Records:
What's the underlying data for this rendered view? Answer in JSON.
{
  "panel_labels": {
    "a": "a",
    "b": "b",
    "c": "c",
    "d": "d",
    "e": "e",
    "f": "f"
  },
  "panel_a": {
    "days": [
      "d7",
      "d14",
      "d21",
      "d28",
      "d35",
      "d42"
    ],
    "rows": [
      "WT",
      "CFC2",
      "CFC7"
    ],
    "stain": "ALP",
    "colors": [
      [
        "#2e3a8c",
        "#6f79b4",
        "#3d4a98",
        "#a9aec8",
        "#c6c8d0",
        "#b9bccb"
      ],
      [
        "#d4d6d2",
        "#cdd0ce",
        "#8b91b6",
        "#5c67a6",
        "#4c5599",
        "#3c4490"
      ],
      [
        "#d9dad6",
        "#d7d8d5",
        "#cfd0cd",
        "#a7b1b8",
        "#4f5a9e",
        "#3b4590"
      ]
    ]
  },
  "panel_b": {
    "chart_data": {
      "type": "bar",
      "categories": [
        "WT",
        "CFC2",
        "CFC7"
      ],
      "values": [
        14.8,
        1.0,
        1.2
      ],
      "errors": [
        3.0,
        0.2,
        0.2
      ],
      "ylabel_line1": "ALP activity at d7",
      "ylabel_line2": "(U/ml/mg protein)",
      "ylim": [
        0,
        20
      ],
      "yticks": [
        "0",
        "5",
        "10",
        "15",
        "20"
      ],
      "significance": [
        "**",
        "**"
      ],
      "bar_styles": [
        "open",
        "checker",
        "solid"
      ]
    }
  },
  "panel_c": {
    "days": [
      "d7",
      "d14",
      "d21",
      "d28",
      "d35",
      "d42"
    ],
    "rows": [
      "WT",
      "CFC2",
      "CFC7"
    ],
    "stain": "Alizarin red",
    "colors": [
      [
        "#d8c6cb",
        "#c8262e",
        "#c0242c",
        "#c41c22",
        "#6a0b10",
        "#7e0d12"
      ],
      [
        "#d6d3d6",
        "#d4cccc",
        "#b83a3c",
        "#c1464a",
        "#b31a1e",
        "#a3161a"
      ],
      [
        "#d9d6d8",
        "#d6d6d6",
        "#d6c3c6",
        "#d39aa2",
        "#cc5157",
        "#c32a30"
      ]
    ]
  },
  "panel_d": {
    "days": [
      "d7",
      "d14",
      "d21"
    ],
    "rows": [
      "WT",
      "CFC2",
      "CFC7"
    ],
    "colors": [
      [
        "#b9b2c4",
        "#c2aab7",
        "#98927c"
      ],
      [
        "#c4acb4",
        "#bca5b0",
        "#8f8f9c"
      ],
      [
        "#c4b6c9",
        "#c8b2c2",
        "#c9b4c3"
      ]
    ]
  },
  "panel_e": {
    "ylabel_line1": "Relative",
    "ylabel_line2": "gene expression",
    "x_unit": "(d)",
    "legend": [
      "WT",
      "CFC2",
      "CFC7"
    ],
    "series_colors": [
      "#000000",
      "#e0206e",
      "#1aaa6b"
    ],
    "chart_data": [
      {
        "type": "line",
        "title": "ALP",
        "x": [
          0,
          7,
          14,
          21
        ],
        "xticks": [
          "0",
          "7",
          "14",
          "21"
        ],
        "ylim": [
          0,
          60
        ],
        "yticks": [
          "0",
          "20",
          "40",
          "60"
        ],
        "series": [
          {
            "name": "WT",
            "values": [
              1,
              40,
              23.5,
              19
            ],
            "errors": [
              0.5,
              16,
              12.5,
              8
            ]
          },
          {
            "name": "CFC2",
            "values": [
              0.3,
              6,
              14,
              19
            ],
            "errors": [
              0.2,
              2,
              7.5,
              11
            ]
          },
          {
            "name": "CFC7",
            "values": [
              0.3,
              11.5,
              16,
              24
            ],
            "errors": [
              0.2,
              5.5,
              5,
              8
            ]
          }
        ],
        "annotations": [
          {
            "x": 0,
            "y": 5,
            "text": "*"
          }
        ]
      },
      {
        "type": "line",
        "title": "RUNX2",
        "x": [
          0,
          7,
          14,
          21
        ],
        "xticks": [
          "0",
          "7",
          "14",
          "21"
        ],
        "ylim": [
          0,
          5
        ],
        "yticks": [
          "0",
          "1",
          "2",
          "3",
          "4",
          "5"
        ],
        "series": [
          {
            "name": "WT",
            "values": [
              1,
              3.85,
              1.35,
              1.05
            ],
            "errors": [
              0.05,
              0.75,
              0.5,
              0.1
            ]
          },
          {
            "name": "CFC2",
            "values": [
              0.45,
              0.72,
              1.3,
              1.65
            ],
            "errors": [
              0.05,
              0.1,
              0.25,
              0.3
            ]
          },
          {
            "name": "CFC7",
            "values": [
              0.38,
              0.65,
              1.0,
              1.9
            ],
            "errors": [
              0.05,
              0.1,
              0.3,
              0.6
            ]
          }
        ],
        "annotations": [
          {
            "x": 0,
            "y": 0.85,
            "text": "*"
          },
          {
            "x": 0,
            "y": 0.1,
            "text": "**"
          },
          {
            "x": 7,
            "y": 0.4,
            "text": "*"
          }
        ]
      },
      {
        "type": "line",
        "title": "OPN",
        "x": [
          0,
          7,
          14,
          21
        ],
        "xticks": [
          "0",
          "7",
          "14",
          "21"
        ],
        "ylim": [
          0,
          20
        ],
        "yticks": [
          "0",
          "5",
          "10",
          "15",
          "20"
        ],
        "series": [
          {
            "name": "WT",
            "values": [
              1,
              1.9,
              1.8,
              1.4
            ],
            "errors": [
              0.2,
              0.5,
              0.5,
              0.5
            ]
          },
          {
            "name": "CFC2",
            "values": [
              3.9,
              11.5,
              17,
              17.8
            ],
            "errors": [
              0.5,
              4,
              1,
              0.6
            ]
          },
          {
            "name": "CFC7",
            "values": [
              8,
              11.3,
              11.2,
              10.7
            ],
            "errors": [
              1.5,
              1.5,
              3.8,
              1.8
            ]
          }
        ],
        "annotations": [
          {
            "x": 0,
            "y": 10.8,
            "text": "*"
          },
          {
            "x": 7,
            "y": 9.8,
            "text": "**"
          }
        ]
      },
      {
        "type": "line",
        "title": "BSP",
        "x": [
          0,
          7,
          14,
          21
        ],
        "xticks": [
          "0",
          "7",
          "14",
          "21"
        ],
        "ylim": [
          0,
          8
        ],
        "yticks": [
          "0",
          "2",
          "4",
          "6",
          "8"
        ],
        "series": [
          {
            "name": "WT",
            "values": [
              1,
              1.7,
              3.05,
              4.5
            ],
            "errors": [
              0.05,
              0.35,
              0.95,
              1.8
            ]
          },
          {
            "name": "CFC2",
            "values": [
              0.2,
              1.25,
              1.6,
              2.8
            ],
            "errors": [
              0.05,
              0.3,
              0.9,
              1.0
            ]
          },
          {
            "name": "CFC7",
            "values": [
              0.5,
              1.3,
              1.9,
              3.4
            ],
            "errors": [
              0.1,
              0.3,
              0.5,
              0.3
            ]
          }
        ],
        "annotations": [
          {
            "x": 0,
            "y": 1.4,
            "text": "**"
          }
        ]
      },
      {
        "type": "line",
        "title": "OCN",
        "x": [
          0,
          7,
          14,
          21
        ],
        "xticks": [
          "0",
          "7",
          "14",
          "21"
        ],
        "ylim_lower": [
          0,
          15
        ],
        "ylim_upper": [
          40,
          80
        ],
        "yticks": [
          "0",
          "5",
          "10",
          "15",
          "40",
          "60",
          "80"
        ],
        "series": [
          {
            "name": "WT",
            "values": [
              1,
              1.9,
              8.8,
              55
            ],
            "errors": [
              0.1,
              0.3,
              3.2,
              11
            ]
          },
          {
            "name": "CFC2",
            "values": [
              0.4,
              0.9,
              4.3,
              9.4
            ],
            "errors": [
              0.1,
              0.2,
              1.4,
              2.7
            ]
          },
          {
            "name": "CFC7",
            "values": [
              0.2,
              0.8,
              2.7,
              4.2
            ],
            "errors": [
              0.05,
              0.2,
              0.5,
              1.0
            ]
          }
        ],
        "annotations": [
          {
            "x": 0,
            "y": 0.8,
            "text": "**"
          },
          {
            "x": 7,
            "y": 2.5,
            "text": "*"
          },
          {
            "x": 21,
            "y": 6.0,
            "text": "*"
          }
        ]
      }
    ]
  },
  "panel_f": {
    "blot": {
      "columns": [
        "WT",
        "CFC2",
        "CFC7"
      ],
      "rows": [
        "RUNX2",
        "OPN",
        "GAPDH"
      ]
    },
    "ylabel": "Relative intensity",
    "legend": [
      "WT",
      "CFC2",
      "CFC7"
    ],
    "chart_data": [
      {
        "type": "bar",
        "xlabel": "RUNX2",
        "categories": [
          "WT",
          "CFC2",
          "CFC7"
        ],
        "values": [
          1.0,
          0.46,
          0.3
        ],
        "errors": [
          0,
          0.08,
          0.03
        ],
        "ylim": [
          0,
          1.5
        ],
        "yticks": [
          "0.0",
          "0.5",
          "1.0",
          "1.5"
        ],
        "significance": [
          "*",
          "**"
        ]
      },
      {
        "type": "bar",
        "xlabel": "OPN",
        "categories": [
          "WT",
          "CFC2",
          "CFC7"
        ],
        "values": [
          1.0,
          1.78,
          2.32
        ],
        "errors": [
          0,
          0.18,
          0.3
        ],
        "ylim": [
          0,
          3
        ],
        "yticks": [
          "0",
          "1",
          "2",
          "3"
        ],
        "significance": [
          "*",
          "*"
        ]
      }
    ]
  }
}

Exercise description:
In the listing, how many lines include the string "Relative"? State the number alone.

Task solution:
2